The data must be returned in full and exactly as given.

=== DATASET EXTRACT ===

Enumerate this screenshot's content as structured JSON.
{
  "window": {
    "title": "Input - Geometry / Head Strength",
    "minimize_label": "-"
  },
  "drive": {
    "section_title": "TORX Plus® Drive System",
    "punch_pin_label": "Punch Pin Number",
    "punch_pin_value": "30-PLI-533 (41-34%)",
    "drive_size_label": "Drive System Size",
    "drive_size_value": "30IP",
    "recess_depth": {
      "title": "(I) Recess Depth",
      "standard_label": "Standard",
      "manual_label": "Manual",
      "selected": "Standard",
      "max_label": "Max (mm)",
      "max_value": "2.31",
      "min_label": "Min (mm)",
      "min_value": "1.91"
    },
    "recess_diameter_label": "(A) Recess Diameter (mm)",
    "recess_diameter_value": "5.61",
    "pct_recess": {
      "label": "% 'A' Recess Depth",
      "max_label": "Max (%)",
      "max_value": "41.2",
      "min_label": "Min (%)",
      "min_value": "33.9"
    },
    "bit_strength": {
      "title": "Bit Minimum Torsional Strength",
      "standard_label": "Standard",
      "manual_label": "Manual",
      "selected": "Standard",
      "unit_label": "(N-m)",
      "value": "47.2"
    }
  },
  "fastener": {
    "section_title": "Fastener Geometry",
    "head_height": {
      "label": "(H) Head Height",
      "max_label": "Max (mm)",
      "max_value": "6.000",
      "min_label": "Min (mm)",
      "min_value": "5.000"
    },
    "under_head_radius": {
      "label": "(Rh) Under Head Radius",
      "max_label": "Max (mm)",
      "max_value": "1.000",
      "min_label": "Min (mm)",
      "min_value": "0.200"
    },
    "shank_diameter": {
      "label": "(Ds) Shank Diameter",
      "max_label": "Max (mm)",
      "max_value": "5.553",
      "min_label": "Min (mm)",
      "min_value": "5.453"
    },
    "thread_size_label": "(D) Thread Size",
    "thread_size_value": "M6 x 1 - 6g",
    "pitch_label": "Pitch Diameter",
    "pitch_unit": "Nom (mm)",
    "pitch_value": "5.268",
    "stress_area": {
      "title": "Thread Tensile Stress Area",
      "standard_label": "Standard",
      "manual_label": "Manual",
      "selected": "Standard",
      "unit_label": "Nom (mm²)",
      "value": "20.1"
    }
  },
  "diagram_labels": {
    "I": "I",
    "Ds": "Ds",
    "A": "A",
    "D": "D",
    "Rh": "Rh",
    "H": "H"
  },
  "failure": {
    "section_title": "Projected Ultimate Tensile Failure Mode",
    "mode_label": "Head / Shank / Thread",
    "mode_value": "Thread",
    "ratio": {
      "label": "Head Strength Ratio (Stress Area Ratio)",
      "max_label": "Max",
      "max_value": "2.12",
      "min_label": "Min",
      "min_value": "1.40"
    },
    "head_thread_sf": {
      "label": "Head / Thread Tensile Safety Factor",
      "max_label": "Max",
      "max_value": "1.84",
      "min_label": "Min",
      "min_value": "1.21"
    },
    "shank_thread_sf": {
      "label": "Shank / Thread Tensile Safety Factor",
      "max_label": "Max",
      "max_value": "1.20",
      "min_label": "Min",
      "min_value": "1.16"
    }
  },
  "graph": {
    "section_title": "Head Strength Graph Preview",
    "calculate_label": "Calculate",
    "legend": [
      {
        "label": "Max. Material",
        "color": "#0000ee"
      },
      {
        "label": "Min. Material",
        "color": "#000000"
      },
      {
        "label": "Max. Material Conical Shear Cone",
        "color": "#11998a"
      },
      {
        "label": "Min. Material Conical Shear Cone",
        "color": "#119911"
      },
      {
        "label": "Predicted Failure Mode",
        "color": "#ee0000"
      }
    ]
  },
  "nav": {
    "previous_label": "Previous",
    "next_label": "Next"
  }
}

===

### SOLUTION TO THIS TASK
Enumerate this screenshot's content as structured JSON.
{
  "window": {
    "title": "Input - Geometry / Head Strength",
    "minimize_label": "-"
  },
  "drive": {
    "section_title": "TORX Plus® Drive System",
    "punch_pin_label": "Punch Pin Number",
    "punch_pin_value": "30-PLI-533 (41-34%)",
    "drive_size_label": "Drive System Size",
    "drive_size_value": "30IP",
    "recess_depth": {
      "title": "(I) Recess Depth",
      "standard_label": "Standard",
      "manual_label": "Manual",
      "selected": "Standard",
      "max_label": "Max (mm)",
      "max_value": "2.31",
      "min_label": "Min (mm)",
      "min_value": "1.91"
    },
    "recess_diameter_label": "(A) Recess Diameter (mm)",
    "recess_diameter_value": "5.61",
    "pct_recess": {
      "label": "% 'A' Recess Depth",
      "max_label": "Max (%)",
      "max_value": "41.2",
      "min_label": "Min (%)",
      "min_value": "33.9"
    },
    "bit_strength": {
      "title": "Bit Minimum Torsional Strength",
      "standard_label": "Standard",
      "manual_label": "Manual",
      "selected": "Standard",
      "unit_label": "(N-m)",
      "value": "47.2"
    }
  },
  "fastener": {
    "section_title": "Fastener Geometry",
    "head_height": {
      "label": "(H) Head Height",
      "max_label": "Max (mm)",
      "max_value": "6.000",
      "min_label": "Min (mm)",
      "min_value": "5.000"
    },
    "under_head_radius": {
      "label": "(Rh) Under Head Radius",
      "max_label": "Max (mm)",
      "max_value": "1.000",
      "min_label": "Min (mm)",
      "min_value": "0.200"
    },
    "shank_diameter": {
      "label": "(Ds) Shank Diameter",
      "max_label": "Max (mm)",
      "max_value": "5.553",
      "min_label": "Min (mm)",
      "min_value": "5.453"
    },
    "thread_size_label": "(D) Thread Size",
    "thread_size_value": "M6 x 1 - 6g",
    "pitch_label": "Pitch Diameter",
    "pitch_unit": "Nom (mm)",
    "pitch_value": "5.268",
    "stress_area": {
      "title": "Thread Tensile Stress Area",
      "standard_label": "Standard",
      "manual_label": "Manual",
      "selected": "Standard",
      "unit_label": "Nom (mm²)",
      "value": "20.1"
    }
  },
  "diagram_labels": {
    "I": "I",
    "Ds": "Ds",
    "A": "A",
    "D": "D",
    "Rh": "Rh",
    "H": "H"
  },
  "failure": {
    "section_title": "Projected Ultimate Tensile Failure Mode",
    "mode_label": "Head / Shank / Thread",
    "mode_value": "Thread",
    "ratio": {
      "label": "Head Strength Ratio (Stress Area Ratio)",
      "max_label": "Max",
      "max_value": "2.12",
      "min_label": "Min",
      "min_value": "1.40"
    },
    "head_thread_sf": {
      "label": "Head / Thread Tensile Safety Factor",
      "max_label": "Max",
      "max_value": "1.84",
      "min_label": "Min",
      "min_value": "1.21"
    },
    "shank_thread_sf": {
      "label": "Shank / Thread Tensile Safety Factor",
      "max_label": "Max",
      "max_value": "1.20",
      "min_label": "Min",
      "min_value": "1.16"
    }
  },
  "graph": {
    "section_title": "Head Strength Graph Preview",
    "calculate_label": "Calculate",
    "legend": [
      {
        "label": "Max. Material",
        "color": "#0000ee"
      },
      {
        "label": "Min. Material",
        "color": "#000000"
      },
      {
        "label": "Max. Material Conical Shear Cone",
        "color": "#11998a"
      },
      {
        "label": "Min. Material Conical Shear Cone",
        "color": "#119911"
      },
      {
        "label": "Predicted Failure Mode",
        "color": "#ee0000"
      }
    ]
  },
  "nav": {
    "previous_label": "Previous",
    "next_label": "Next"
  }
}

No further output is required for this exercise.